Description of the task: Which lines hold the word "this"? Copy each of them.

Dataset items
* Begin *

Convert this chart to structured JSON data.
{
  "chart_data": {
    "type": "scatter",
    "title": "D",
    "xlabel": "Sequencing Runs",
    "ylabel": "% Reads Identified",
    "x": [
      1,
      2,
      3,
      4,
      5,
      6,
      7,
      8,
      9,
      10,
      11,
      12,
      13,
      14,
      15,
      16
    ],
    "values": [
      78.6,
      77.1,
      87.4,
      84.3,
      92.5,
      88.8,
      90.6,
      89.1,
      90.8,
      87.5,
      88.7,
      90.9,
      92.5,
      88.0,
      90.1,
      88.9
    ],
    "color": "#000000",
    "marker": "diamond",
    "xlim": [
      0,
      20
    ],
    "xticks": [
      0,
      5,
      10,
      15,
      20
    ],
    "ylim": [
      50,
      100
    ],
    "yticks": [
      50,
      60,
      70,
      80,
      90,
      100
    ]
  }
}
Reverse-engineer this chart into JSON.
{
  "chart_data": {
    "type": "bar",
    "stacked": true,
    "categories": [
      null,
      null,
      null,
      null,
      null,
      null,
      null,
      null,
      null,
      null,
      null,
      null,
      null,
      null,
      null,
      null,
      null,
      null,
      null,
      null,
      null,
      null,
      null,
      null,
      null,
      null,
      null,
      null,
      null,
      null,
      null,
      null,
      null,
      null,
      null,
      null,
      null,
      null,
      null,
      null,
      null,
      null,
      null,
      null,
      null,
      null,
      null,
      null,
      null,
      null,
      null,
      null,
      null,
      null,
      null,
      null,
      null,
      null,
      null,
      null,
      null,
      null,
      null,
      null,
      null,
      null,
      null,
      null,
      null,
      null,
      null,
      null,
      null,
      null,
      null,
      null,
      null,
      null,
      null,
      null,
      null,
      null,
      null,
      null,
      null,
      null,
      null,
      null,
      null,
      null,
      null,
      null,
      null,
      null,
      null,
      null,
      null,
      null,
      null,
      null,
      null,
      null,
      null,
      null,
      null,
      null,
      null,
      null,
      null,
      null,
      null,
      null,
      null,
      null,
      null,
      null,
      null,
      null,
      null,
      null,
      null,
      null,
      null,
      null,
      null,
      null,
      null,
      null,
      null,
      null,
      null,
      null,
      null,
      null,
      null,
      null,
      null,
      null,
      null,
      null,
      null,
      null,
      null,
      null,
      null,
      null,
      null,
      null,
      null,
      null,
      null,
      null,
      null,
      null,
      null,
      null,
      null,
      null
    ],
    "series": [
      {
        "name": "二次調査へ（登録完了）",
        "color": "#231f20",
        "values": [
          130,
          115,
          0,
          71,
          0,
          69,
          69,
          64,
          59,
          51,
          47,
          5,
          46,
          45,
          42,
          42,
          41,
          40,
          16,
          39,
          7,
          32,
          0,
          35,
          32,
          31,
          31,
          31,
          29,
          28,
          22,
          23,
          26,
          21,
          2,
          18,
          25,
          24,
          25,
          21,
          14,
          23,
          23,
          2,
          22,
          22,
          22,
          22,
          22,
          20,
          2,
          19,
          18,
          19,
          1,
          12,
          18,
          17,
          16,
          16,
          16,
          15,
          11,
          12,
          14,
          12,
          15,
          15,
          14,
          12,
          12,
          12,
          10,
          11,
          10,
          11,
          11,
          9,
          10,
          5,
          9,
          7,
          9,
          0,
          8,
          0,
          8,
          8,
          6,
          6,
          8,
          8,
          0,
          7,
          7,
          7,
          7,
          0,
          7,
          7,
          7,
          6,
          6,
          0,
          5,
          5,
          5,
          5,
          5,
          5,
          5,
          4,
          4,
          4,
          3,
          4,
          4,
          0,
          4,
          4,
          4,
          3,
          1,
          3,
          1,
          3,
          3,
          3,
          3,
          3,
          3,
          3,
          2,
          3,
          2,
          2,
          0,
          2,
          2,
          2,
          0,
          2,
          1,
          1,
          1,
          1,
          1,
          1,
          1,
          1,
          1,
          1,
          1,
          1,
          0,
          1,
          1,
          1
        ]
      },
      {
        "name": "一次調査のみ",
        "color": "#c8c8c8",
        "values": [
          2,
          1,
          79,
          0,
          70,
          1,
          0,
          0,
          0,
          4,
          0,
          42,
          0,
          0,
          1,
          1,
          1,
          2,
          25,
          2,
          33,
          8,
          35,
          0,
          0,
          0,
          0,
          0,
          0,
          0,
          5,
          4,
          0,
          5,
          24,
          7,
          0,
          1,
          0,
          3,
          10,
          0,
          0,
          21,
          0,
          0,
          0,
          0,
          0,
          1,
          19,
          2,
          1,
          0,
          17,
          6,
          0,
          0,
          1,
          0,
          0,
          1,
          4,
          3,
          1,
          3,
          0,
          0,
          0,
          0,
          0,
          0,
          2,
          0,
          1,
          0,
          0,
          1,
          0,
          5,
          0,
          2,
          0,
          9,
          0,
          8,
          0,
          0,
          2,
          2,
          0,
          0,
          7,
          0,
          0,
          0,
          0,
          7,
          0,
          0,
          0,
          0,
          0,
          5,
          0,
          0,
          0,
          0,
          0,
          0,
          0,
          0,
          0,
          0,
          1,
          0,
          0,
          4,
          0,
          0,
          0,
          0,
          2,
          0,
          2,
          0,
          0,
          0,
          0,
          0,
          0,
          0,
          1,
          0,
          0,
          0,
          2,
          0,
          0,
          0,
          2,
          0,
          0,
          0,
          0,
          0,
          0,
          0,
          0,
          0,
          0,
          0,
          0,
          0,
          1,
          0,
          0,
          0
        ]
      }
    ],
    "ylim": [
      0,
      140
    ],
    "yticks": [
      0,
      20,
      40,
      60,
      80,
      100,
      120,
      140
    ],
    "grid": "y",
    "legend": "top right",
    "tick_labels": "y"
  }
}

* End *

Answer to the task:
Convert this chart to structured JSON data.
Reverse-engineer this chart into JSON.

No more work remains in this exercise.